Exercise prompt:
Your answer must be an exact copy of the entries below, with every picture removed.

START Data provided

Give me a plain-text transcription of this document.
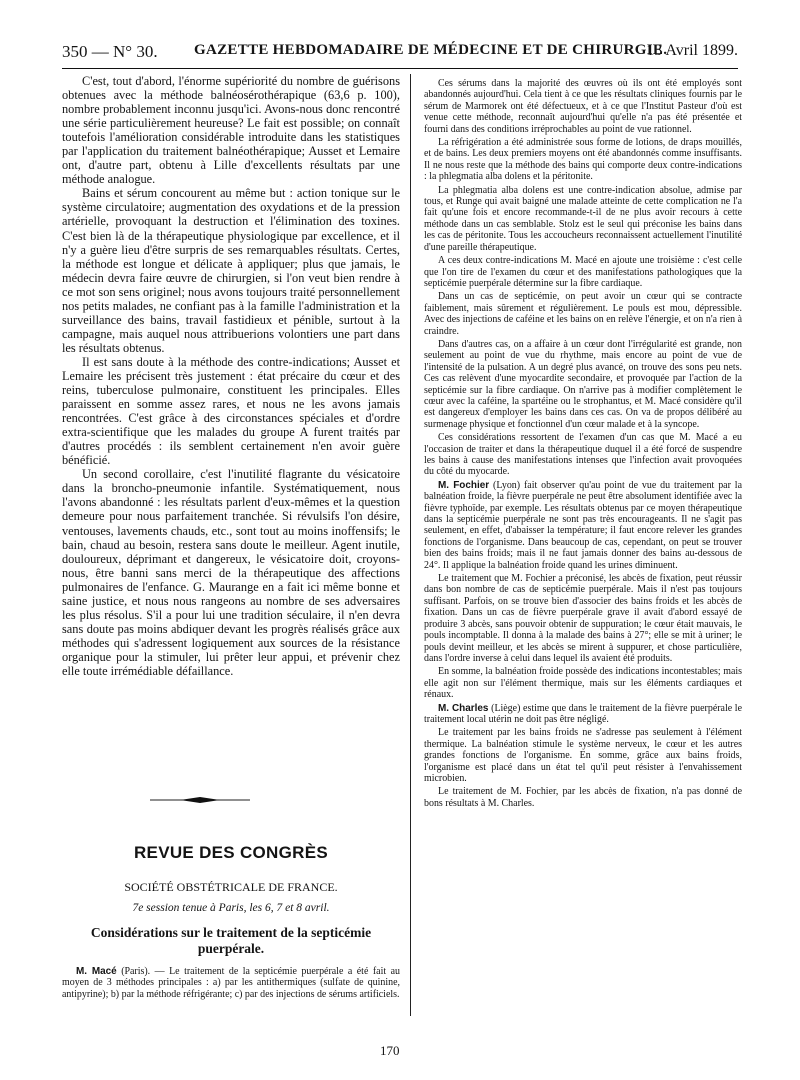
350 — N° 30. GAZETTE HEBDOMADAIRE DE MÉDECINE ET DE CHIRURGIE.
13 Avril 1899.

C'est, tout d'abord, l'énorme supériorité du nombre de guérisons obtenues avec la méthode balnéosérothérapique (63,6 p. 100), nombre probablement inconnu jusqu'ici. Avons-nous donc rencontré une série particulièrement heureuse? Le fait est possible; on connaît toutefois l'amélioration considérable introduite dans les statistiques par l'application du traitement balnéothérapique; Ausset et Lemaire ont, d'autre part, obtenu à Lille d'excellents résultats par une méthode analogue.

Bains et sérum concourent au même but : action tonique sur le système circulatoire; augmentation des oxydations et de la pression artérielle, provoquant la destruction et l'élimination des toxines. C'est bien là de la thérapeutique physiologique par excellence, et il n'y a guère lieu d'être surpris de ses remarquables résultats. Certes, la méthode est longue et délicate à appliquer; plus que jamais, le médecin devra faire œuvre de chirurgien, si l'on veut bien rendre à ce mot son sens originel; nous avons toujours traité personnellement nos petits malades, ne confiant pas à la famille l'administration et la surveillance des bains, travail fastidieux et pénible, surtout à la campagne, mais auquel nous attribuerions volontiers une part dans les résultats obtenus.

Il est sans doute à la méthode des contre-indications; Ausset et Lemaire les précisent très justement : état précaire du cœur et des reins, tuberculose pulmonaire, constituent les principales. Elles paraissent en somme assez rares, et nous ne les avons jamais rencontrées. C'est grâce à des circonstances spéciales et d'ordre extra-scientifique que les malades du groupe A furent traités par d'autres procédés : ils semblent certainement n'en avoir guère bénéficié.

Un second corollaire, c'est l'inutilité flagrante du vésicatoire dans la broncho-pneumonie infantile. Systématiquement, nous l'avons abandonné : les résultats parlent d'eux-mêmes et la question demeure pour nous parfaitement tranchée. Si révulsifs l'on désire, ventouses, lavements chauds, etc., sont tout au moins inoffensifs; le bain, chaud au besoin, restera sans doute le meilleur. Agent inutile, douloureux, déprimant et dangereux, le vésicatoire doit, croyons-nous, être banni sans merci de la thérapeutique des affections pulmonaires de l'enfance. G. Maurange en a fait ici même bonne et saine justice, et nous nous rangeons au nombre de ses adversaires les plus résolus. S'il a pour lui une tradition séculaire, il n'en devra sans doute pas moins abdiquer devant les progrès réalisés grâce aux méthodes qui s'adressent logiquement aux sources de la résistance organique pour la stimuler, lui prêter leur appui, et prévenir chez elle toute irrémédiable défaillance.

REVUE DES CONGRÈS
SOCIÉTÉ OBSTÉTRICALE DE FRANCE.
7e session tenue à Paris, les 6, 7 et 8 avril.
Considérations sur le traitement de la septicémie puerpérale.

M. Macé (Paris). — Le traitement de la septicémie puerpérale a été fait au moyen de 3 méthodes principales : a) par les antithermiques (sulfate de quinine, antipyrine); b) par la méthode réfrigérante; c) par des injections de sérums artificiels.

Ces sérums dans la majorité des œuvres où ils ont été employés sont abandonnés aujourd'hui. Cela tient à ce que les résultats cliniques fournis par le sérum de Marmorek ont été défectueux, et à ce que l'Institut Pasteur d'où est venue cette méthode, reconnaît aujourd'hui qu'elle n'a pas été présentée et fourni dans des conditions irréprochables au point de vue rationnel.

La réfrigération a été administrée sous forme de lotions, de draps mouillés, et de bains. Les deux premiers moyens ont été abandonnés comme insuffisants. Il ne nous reste que la méthode des bains qui comporte deux contre-indications : la phlegmatia alba dolens et la péritonite.

La phlegmatia alba dolens est une contre-indication absolue, admise par tous, et Runge qui avait baigné une malade atteinte de cette complication ne l'a fait qu'une fois et encore recommande-t-il de ne plus avoir recours à cette méthode dans un cas semblable. Stolz est le seul qui préconise les bains dans les cas de péritonite. Tous les accoucheurs reconnaissent actuellement l'inutilité d'une pareille thérapeutique.

A ces deux contre-indications M. Macé en ajoute une troisième : c'est celle que l'on tire de l'examen du cœur et des manifestations pathologiques que la septicémie puerpérale détermine sur la fibre cardiaque.

Dans un cas de septicémie, on peut avoir un cœur qui se contracte faiblement, mais sûrement et régulièrement. Le pouls est mou, dépressible. Avec des injections de caféine et les bains on en relève l'énergie, et on n'a rien à craindre.

Dans d'autres cas, on a affaire à un cœur dont l'irrégularité est grande, non seulement au point de vue du rhythme, mais encore au point de vue de l'intensité de la pulsation. A un degré plus avancé, on trouve des sons peu nets. Ces cas relèvent d'une myocardite secondaire, et provoquée par l'action de la septicémie sur la fibre cardiaque. On n'arrive pas à modifier complètement le cœur avec la caféine, la spartéine ou le strophantus, et M. Macé considère qu'il est dangereux d'employer les bains dans ces cas. On va de propos délibéré au surmenage physique et fonctionnel d'un cœur malade et à la syncope.

Ces considérations ressortent de l'examen d'un cas que M. Macé a eu l'occasion de traiter et dans la thérapeutique duquel il a été forcé de suspendre les bains à cause des manifestations intenses que l'infection avait provoquées du côté du myocarde.

M. Fochier (Lyon) fait observer qu'au point de vue du traitement par la balnéation froide, la fièvre puerpérale ne peut être absolument identifiée avec la fièvre typhoïde, par exemple. Les résultats obtenus par ce moyen thérapeutique dans la septicémie puerpérale ne sont pas très encourageants. Il ne s'agit pas seulement, en effet, d'abaisser la température; il faut encore relever les grandes fonctions de l'organisme. Dans beaucoup de cas, cependant, on peut se trouver bien des bains froids; mais il ne faut jamais donner des bains au-dessous de 24°. Il applique la balnéation froide quand les urines diminuent.

Le traitement que M. Fochier a préconisé, les abcès de fixation, peut réussir dans bon nombre de cas de septicémie puerpérale. Mais il n'est pas toujours suffisant. Parfois, on se trouve bien d'associer des bains froids et les abcès de fixation. Dans un cas de fièvre puerpérale grave il avait d'abord essayé de produire 3 abcès, sans pouvoir obtenir de suppuration; le cœur était mauvais, le pouls incomptable. Il donna à la malade des bains à 27°; elle se mit à uriner; le pouls devint meilleur, et les abcès se mirent à suppurer, et chose particulière, dans l'ordre inverse à celui dans lequel ils avaient été produits.

En somme, la balnéation froide possède des indications incontestables; mais elle agit non sur l'élément thermique, mais sur les éléments cardiaques et rénaux.

M. Charles (Liège) estime que dans le traitement de la fièvre puerpérale le traitement local utérin ne doit pas être négligé.

Le traitement par les bains froids ne s'adresse pas seulement à l'élément thermique. La balnéation stimule le système nerveux, le cœur et les autres grandes fonctions de l'organisme. En somme, grâce aux bains froids, l'organisme est placé dans un état tel qu'il peut résister à l'envahissement microbien.

Le traitement de M. Fochier, par les abcès de fixation, n'a pas donné de bons résultats à M. Charles.

170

END Data provided

Written solution:
Give me a plain-text transcription of this document.
350 — N° 30. GAZETTE HEBDOMADAIRE DE MÉDECINE ET DE CHIRURGIE.
13 Avril 1899.

C'est, tout d'abord, l'énorme supériorité du nombre de guérisons obtenues avec la méthode balnéosérothérapique (63,6 p. 100), nombre probablement inconnu jusqu'ici. Avons-nous donc rencontré une série particulièrement heureuse? Le fait est possible; on connaît toutefois l'amélioration considérable introduite dans les statistiques par l'application du traitement balnéothérapique; Ausset et Lemaire ont, d'autre part, obtenu à Lille d'excellents résultats par une méthode analogue.

Bains et sérum concourent au même but : action tonique sur le système circulatoire; augmentation des oxydations et de la pression artérielle, provoquant la destruction et l'élimination des toxines. C'est bien là de la thérapeutique physiologique par excellence, et il n'y a guère lieu d'être surpris de ses remarquables résultats. Certes, la méthode est longue et délicate à appliquer; plus que jamais, le médecin devra faire œuvre de chirurgien, si l'on veut bien rendre à ce mot son sens originel; nous avons toujours traité personnellement nos petits malades, ne confiant pas à la famille l'administration et la surveillance des bains, travail fastidieux et pénible, surtout à la campagne, mais auquel nous attribuerions volontiers une part dans les résultats obtenus.

Il est sans doute à la méthode des contre-indications; Ausset et Lemaire les précisent très justement : état précaire du cœur et des reins, tuberculose pulmonaire, constituent les principales. Elles paraissent en somme assez rares, et nous ne les avons jamais rencontrées. C'est grâce à des circonstances spéciales et d'ordre extra-scientifique que les malades du groupe A furent traités par d'autres procédés : ils semblent certainement n'en avoir guère bénéficié.

Un second corollaire, c'est l'inutilité flagrante du vésicatoire dans la broncho-pneumonie infantile. Systématiquement, nous l'avons abandonné : les résultats parlent d'eux-mêmes et la question demeure pour nous parfaitement tranchée. Si révulsifs l'on désire, ventouses, lavements chauds, etc., sont tout au moins inoffensifs; le bain, chaud au besoin, restera sans doute le meilleur. Agent inutile, douloureux, déprimant et dangereux, le vésicatoire doit, croyons-nous, être banni sans merci de la thérapeutique des affections pulmonaires de l'enfance. G. Maurange en a fait ici même bonne et saine justice, et nous nous rangeons au nombre de ses adversaires les plus résolus. S'il a pour lui une tradition séculaire, il n'en devra sans doute pas moins abdiquer devant les progrès réalisés grâce aux méthodes qui s'adressent logiquement aux sources de la résistance organique pour la stimuler, lui prêter leur appui, et prévenir chez elle toute irrémédiable défaillance.

REVUE DES CONGRÈS
SOCIÉTÉ OBSTÉTRICALE DE FRANCE.
7e session tenue à Paris, les 6, 7 et 8 avril.
Considérations sur le traitement de la septicémie puerpérale.

M. Macé (Paris). — Le traitement de la septicémie puerpérale a été fait au moyen de 3 méthodes principales : a) par les antithermiques (sulfate de quinine, antipyrine); b) par la méthode réfrigérante; c) par des injections de sérums artificiels.

Ces sérums dans la majorité des œuvres où ils ont été employés sont abandonnés aujourd'hui. Cela tient à ce que les résultats cliniques fournis par le sérum de Marmorek ont été défectueux, et à ce que l'Institut Pasteur d'où est venue cette méthode, reconnaît aujourd'hui qu'elle n'a pas été présentée et fourni dans des conditions irréprochables au point de vue rationnel.

La réfrigération a été administrée sous forme de lotions, de draps mouillés, et de bains. Les deux premiers moyens ont été abandonnés comme insuffisants. Il ne nous reste que la méthode des bains qui comporte deux contre-indications : la phlegmatia alba dolens et la péritonite.

La phlegmatia alba dolens est une contre-indication absolue, admise par tous, et Runge qui avait baigné une malade atteinte de cette complication ne l'a fait qu'une fois et encore recommande-t-il de ne plus avoir recours à cette méthode dans un cas semblable. Stolz est le seul qui préconise les bains dans les cas de péritonite. Tous les accoucheurs reconnaissent actuellement l'inutilité d'une pareille thérapeutique.

A ces deux contre-indications M. Macé en ajoute une troisième : c'est celle que l'on tire de l'examen du cœur et des manifestations pathologiques que la septicémie puerpérale détermine sur la fibre cardiaque.

Dans un cas de septicémie, on peut avoir un cœur qui se contracte faiblement, mais sûrement et régulièrement. Le pouls est mou, dépressible. Avec des injections de caféine et les bains on en relève l'énergie, et on n'a rien à craindre.

Dans d'autres cas, on a affaire à un cœur dont l'irrégularité est grande, non seulement au point de vue du rhythme, mais encore au point de vue de l'intensité de la pulsation. A un degré plus avancé, on trouve des sons peu nets. Ces cas relèvent d'une myocardite secondaire, et provoquée par l'action de la septicémie sur la fibre cardiaque. On n'arrive pas à modifier complètement le cœur avec la caféine, la spartéine ou le strophantus, et M. Macé considère qu'il est dangereux d'employer les bains dans ces cas. On va de propos délibéré au surmenage physique et fonctionnel d'un cœur malade et à la syncope.

Ces considérations ressortent de l'examen d'un cas que M. Macé a eu l'occasion de traiter et dans la thérapeutique duquel il a été forcé de suspendre les bains à cause des manifestations intenses que l'infection avait provoquées du côté du myocarde.

M. Fochier (Lyon) fait observer qu'au point de vue du traitement par la balnéation froide, la fièvre puerpérale ne peut être absolument identifiée avec la fièvre typhoïde, par exemple. Les résultats obtenus par ce moyen thérapeutique dans la septicémie puerpérale ne sont pas très encourageants. Il ne s'agit pas seulement, en effet, d'abaisser la température; il faut encore relever les grandes fonctions de l'organisme. Dans beaucoup de cas, cependant, on peut se trouver bien des bains froids; mais il ne faut jamais donner des bains au-dessous de 24°. Il applique la balnéation froide quand les urines diminuent.

Le traitement que M. Fochier a préconisé, les abcès de fixation, peut réussir dans bon nombre de cas de septicémie puerpérale. Mais il n'est pas toujours suffisant. Parfois, on se trouve bien d'associer des bains froids et les abcès de fixation. Dans un cas de fièvre puerpérale grave il avait d'abord essayé de produire 3 abcès, sans pouvoir obtenir de suppuration; le cœur était mauvais, le pouls incomptable. Il donna à la malade des bains à 27°; elle se mit à uriner; le pouls devint meilleur, et les abcès se mirent à suppurer, et chose particulière, dans l'ordre inverse à celui dans lequel ils avaient été produits.

En somme, la balnéation froide possède des indications incontestables; mais elle agit non sur l'élément thermique, mais sur les éléments cardiaques et rénaux.

M. Charles (Liège) estime que dans le traitement de la fièvre puerpérale le traitement local utérin ne doit pas être négligé.

Le traitement par les bains froids ne s'adresse pas seulement à l'élément thermique. La balnéation stimule le système nerveux, le cœur et les autres grandes fonctions de l'organisme. En somme, grâce aux bains froids, l'organisme est placé dans un état tel qu'il peut résister à l'envahissement microbien.

Le traitement de M. Fochier, par les abcès de fixation, n'a pas donné de bons résultats à M. Charles.

170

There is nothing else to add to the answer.